**Set problem**
How many of these lines hold the string "Lehrkräften"? Answer with the number only.

* start Material shown *

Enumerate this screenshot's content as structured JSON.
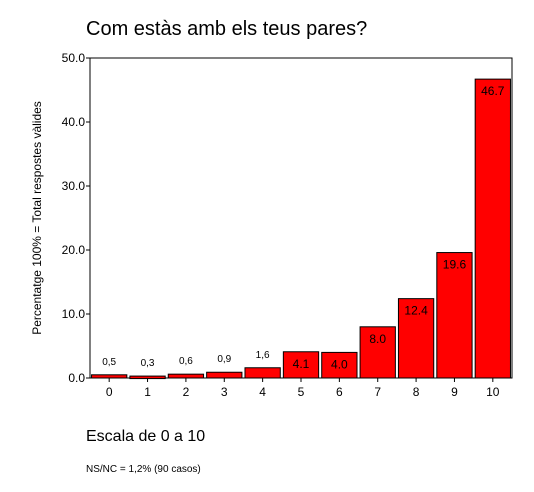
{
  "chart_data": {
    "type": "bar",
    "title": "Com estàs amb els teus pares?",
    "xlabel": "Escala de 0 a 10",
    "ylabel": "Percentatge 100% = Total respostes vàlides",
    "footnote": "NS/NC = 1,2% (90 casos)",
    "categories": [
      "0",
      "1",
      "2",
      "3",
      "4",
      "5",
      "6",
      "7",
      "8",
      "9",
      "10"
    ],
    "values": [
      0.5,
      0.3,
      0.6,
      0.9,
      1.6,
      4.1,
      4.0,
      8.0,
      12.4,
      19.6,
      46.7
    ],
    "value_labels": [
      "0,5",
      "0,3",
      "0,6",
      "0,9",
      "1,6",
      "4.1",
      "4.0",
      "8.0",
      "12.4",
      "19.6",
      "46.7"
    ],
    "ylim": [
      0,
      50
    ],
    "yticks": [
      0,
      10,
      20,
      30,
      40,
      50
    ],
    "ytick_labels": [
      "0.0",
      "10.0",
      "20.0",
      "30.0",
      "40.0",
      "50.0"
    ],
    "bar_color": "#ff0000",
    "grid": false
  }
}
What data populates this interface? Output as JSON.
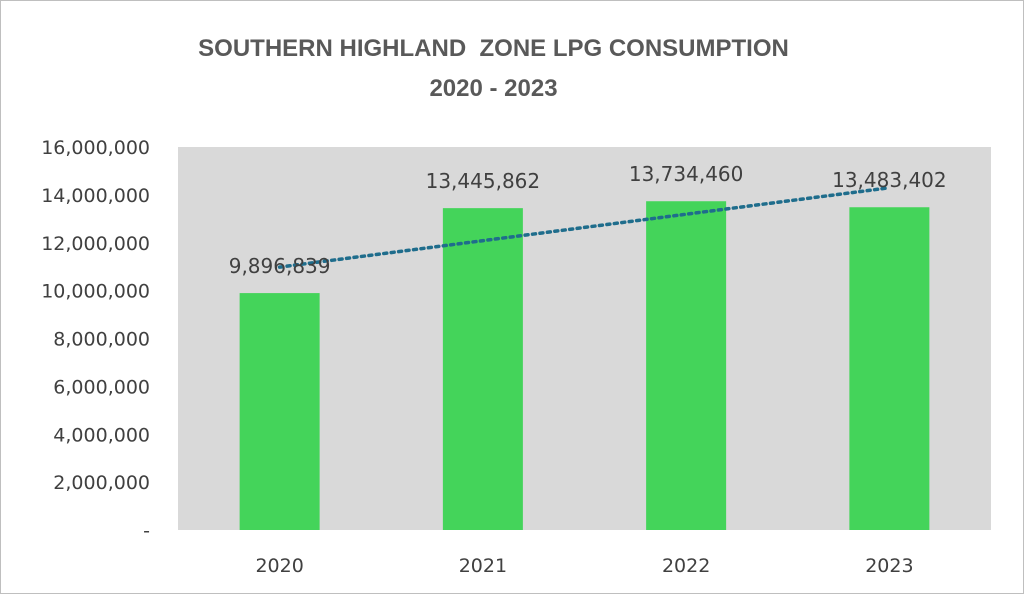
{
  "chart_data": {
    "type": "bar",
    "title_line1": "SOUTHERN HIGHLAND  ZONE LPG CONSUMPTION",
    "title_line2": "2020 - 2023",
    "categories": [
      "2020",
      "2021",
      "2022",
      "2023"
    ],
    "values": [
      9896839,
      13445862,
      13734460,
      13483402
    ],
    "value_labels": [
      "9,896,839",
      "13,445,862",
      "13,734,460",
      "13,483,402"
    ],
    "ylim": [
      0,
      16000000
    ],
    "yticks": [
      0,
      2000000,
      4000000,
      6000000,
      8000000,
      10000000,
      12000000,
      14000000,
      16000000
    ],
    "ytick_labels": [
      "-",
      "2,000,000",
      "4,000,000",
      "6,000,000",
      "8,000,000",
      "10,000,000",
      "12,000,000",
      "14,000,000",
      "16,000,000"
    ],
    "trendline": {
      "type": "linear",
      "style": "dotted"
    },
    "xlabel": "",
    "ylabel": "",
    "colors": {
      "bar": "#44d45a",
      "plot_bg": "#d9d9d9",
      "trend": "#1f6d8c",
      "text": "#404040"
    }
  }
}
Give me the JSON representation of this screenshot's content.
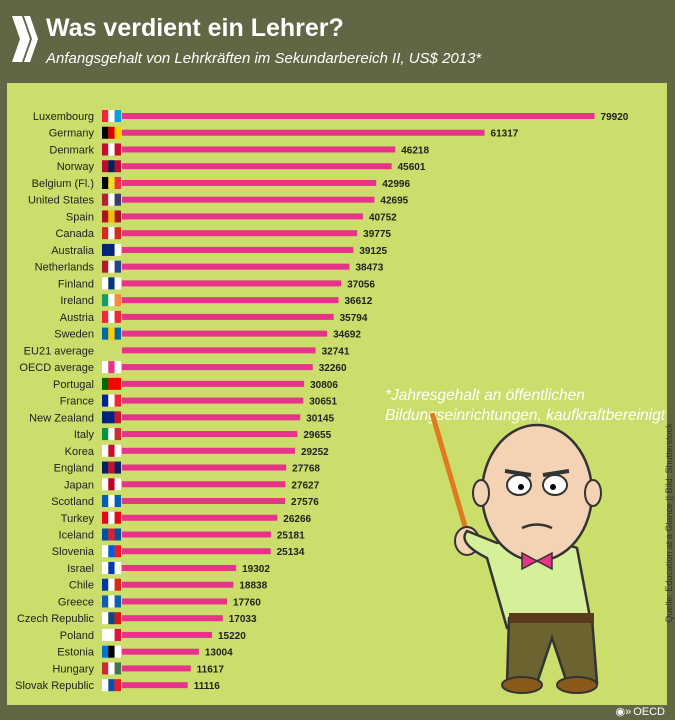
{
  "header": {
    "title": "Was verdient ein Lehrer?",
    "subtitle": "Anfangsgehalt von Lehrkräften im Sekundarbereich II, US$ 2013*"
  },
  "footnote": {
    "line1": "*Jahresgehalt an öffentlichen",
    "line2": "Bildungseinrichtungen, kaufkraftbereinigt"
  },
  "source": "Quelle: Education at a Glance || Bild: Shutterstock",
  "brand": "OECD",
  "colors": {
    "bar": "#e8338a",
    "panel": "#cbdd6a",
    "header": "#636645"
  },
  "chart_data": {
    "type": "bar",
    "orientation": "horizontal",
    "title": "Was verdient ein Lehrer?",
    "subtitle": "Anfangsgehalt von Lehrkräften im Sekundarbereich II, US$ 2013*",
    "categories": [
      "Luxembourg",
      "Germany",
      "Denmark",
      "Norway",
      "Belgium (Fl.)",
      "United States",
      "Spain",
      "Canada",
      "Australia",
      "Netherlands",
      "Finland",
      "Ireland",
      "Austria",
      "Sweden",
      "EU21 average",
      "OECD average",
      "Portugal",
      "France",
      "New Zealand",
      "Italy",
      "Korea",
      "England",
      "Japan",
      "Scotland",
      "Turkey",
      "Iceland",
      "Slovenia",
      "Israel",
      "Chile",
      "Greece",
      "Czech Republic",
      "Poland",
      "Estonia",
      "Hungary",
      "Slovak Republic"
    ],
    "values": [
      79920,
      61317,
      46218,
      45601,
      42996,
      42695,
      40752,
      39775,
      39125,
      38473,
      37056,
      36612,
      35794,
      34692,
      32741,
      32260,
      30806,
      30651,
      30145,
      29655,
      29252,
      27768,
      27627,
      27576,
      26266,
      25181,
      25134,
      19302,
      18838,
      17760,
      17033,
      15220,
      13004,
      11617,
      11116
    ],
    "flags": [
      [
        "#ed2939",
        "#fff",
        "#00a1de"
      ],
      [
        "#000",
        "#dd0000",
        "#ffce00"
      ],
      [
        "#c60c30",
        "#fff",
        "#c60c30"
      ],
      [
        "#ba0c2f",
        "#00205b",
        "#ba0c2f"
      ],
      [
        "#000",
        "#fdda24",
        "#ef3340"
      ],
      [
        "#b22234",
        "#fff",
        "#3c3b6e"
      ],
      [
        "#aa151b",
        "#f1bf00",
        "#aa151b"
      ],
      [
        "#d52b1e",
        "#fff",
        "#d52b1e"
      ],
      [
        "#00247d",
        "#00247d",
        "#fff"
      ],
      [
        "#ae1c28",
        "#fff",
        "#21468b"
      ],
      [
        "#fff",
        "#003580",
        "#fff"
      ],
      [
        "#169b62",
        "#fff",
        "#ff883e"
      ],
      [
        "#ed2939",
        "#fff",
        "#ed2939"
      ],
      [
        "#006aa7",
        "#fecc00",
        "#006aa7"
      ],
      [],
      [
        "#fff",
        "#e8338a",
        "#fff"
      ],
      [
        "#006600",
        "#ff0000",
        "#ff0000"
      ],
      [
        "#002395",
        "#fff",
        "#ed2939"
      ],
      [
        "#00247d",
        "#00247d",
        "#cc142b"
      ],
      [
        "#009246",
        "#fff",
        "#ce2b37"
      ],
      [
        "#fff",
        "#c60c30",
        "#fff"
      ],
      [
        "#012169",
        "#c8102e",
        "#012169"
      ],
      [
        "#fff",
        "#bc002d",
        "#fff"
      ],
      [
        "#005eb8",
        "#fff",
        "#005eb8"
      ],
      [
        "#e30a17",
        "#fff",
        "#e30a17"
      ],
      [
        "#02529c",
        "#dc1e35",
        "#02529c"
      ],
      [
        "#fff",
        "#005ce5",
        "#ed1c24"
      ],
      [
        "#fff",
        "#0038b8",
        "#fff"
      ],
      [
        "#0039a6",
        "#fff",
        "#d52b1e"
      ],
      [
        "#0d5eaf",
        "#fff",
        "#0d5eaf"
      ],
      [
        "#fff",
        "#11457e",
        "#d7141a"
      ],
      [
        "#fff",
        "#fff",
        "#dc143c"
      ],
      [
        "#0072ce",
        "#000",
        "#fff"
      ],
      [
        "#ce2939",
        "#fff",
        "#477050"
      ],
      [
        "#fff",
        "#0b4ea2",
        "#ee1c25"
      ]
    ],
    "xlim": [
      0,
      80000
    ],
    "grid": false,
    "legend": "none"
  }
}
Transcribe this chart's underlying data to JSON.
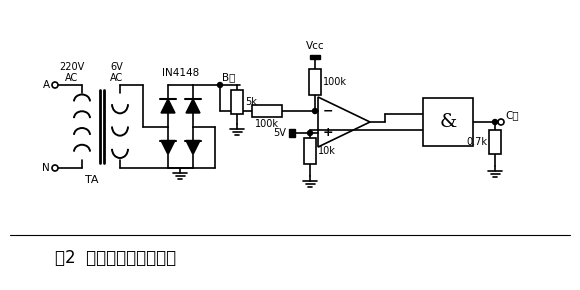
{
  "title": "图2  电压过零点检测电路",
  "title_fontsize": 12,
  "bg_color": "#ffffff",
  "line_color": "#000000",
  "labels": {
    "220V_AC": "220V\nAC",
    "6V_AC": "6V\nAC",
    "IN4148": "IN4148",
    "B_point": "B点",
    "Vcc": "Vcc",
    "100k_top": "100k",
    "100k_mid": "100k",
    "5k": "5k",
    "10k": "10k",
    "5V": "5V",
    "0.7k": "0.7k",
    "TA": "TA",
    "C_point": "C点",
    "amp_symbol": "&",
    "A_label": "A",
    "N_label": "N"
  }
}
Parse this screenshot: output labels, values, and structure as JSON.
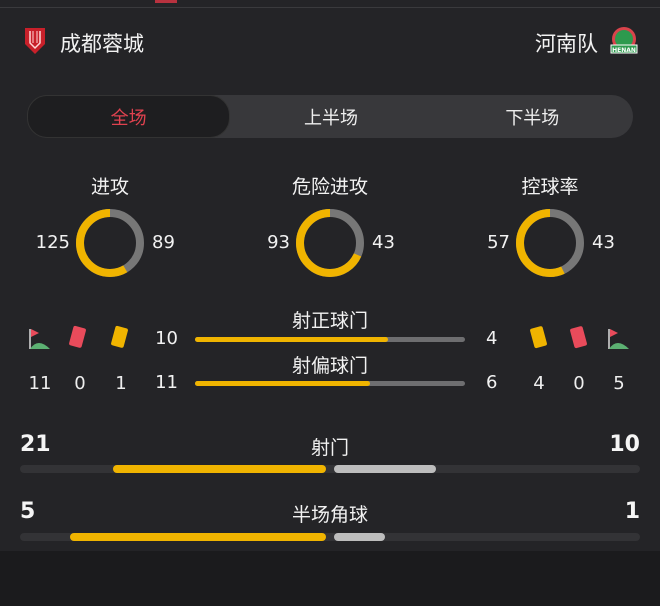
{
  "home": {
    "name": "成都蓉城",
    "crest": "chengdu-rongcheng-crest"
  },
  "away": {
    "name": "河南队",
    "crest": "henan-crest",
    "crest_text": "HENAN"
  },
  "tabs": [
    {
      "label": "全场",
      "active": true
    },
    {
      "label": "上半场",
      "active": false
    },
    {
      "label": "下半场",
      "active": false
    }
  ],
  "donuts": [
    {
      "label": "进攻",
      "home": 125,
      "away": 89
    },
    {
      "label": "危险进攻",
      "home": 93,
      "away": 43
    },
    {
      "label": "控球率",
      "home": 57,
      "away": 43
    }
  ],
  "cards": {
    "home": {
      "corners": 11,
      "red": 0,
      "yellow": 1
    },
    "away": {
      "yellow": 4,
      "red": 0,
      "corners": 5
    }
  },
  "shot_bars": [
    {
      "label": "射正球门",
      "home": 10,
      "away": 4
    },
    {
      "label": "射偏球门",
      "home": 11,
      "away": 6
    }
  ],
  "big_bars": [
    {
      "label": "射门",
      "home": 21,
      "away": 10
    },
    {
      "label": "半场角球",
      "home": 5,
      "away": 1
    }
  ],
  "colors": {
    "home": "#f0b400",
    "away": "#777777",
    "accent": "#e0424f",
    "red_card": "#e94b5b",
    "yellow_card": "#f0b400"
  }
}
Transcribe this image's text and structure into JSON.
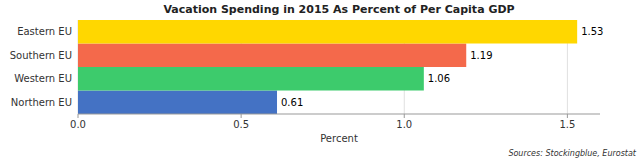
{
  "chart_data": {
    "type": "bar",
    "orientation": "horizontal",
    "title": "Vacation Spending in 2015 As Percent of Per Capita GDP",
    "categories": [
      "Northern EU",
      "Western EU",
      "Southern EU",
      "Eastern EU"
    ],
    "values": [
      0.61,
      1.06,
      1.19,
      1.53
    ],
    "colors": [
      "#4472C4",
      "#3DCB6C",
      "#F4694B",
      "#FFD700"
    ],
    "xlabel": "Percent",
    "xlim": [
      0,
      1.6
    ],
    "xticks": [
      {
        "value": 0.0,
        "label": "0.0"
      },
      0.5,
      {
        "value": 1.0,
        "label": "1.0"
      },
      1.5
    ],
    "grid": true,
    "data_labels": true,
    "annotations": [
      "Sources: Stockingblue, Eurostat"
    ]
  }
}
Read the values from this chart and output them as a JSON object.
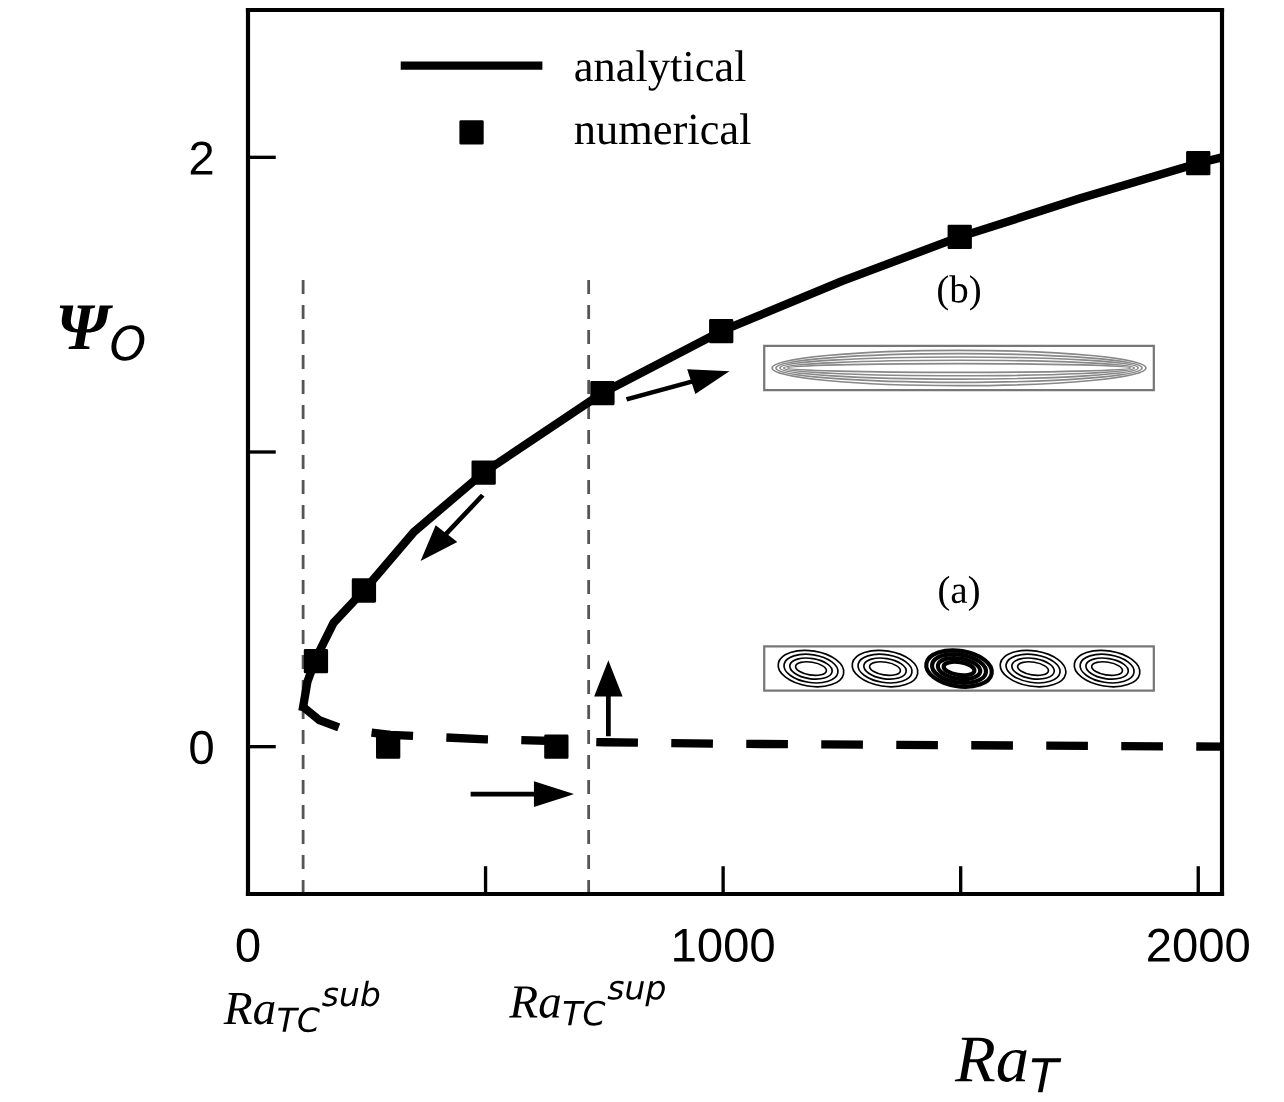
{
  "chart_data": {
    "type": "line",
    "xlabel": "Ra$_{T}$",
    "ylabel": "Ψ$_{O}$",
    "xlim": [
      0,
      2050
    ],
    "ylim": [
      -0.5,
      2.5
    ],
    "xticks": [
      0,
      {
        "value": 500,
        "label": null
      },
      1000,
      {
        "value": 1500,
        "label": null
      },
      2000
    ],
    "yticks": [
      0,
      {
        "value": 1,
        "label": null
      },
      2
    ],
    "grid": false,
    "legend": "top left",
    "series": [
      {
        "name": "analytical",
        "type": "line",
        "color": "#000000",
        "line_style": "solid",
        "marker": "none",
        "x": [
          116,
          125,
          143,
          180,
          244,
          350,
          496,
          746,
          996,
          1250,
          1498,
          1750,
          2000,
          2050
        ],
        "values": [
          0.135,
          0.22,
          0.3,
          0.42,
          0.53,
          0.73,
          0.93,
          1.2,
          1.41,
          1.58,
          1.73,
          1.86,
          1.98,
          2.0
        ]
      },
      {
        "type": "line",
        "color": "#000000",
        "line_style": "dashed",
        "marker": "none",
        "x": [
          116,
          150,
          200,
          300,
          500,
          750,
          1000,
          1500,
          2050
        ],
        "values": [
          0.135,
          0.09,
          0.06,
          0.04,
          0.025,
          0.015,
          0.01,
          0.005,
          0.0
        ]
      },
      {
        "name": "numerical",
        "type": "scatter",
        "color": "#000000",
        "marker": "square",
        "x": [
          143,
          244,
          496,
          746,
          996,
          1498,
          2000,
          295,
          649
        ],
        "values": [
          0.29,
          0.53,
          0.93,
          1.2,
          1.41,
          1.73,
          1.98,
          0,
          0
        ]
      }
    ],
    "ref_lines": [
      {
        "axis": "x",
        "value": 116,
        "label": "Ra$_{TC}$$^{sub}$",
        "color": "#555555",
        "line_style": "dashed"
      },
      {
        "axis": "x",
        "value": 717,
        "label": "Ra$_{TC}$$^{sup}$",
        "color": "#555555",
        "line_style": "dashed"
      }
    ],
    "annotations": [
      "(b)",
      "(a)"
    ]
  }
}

* end Material shown *

**Answer for the task**
2